## EXERCISE DESCRIPTION
Quote every line as written. Omit pictures.

## MATERIAL PROVIDED
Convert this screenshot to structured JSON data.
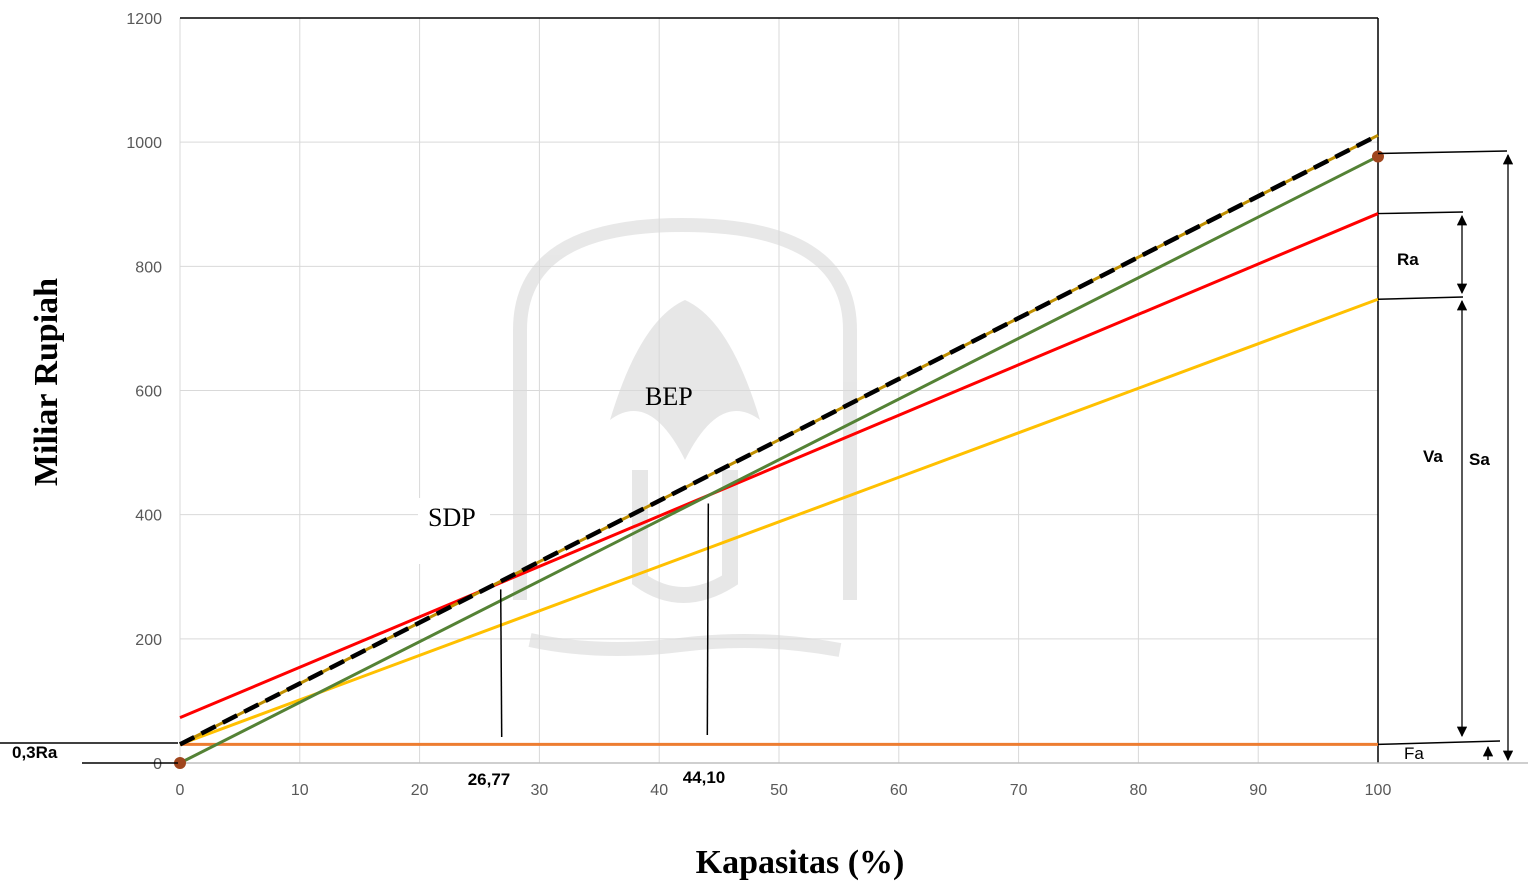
{
  "chart_data": {
    "type": "line",
    "xlabel": "Kapasitas (%)",
    "ylabel": "Miliar Rupiah",
    "xlim": [
      0,
      100
    ],
    "ylim": [
      0,
      1200
    ],
    "x_ticks": [
      "0",
      "10",
      "20",
      "30",
      "40",
      "50",
      "60",
      "70",
      "80",
      "90",
      "100"
    ],
    "y_ticks": [
      "0",
      "200",
      "400",
      "600",
      "800",
      "1000",
      "1200"
    ],
    "grid": true,
    "series": [
      {
        "color": "#ed7d31",
        "x": [
          0,
          100
        ],
        "y": [
          30,
          30
        ]
      },
      {
        "color": "#ffc000",
        "x": [
          0,
          100
        ],
        "y": [
          30,
          747
        ]
      },
      {
        "color": "#ff0000",
        "x": [
          0,
          100
        ],
        "y": [
          73,
          885
        ]
      },
      {
        "color": "#548235",
        "x": [
          0,
          100
        ],
        "y": [
          0,
          977
        ]
      },
      {
        "color": "#bf8f00",
        "x": [
          0,
          100
        ],
        "y": [
          30,
          1011
        ]
      },
      {
        "color": "#000000",
        "dashed": true,
        "x": [
          0,
          100
        ],
        "y": [
          30,
          1011
        ]
      }
    ],
    "points": [
      {
        "x": 0,
        "y": 0,
        "color": "#a0461e"
      },
      {
        "x": 100,
        "y": 977,
        "color": "#a0461e"
      }
    ],
    "annotations": {
      "sdp": {
        "label": "SDP",
        "value": "26,77",
        "x": 26.77
      },
      "bep": {
        "label": "BEP",
        "value": "44,10",
        "x": 44.1
      },
      "fixed_cost_label": "0,3Ra",
      "ra": "Ra",
      "va": "Va",
      "sa": "Sa",
      "fa": "Fa"
    }
  }
}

## TASK SOLUTION
Convert this screenshot to structured JSON data.
{
  "chart_data": {
    "type": "line",
    "xlabel": "Kapasitas (%)",
    "ylabel": "Miliar Rupiah",
    "xlim": [
      0,
      100
    ],
    "ylim": [
      0,
      1200
    ],
    "x_ticks": [
      "0",
      "10",
      "20",
      "30",
      "40",
      "50",
      "60",
      "70",
      "80",
      "90",
      "100"
    ],
    "y_ticks": [
      "0",
      "200",
      "400",
      "600",
      "800",
      "1000",
      "1200"
    ],
    "grid": true,
    "series": [
      {
        "color": "#ed7d31",
        "x": [
          0,
          100
        ],
        "y": [
          30,
          30
        ]
      },
      {
        "color": "#ffc000",
        "x": [
          0,
          100
        ],
        "y": [
          30,
          747
        ]
      },
      {
        "color": "#ff0000",
        "x": [
          0,
          100
        ],
        "y": [
          73,
          885
        ]
      },
      {
        "color": "#548235",
        "x": [
          0,
          100
        ],
        "y": [
          0,
          977
        ]
      },
      {
        "color": "#bf8f00",
        "x": [
          0,
          100
        ],
        "y": [
          30,
          1011
        ]
      },
      {
        "color": "#000000",
        "dashed": true,
        "x": [
          0,
          100
        ],
        "y": [
          30,
          1011
        ]
      }
    ],
    "points": [
      {
        "x": 0,
        "y": 0,
        "color": "#a0461e"
      },
      {
        "x": 100,
        "y": 977,
        "color": "#a0461e"
      }
    ],
    "annotations": {
      "sdp": {
        "label": "SDP",
        "value": "26,77",
        "x": 26.77
      },
      "bep": {
        "label": "BEP",
        "value": "44,10",
        "x": 44.1
      },
      "fixed_cost_label": "0,3Ra",
      "ra": "Ra",
      "va": "Va",
      "sa": "Sa",
      "fa": "Fa"
    }
  }
}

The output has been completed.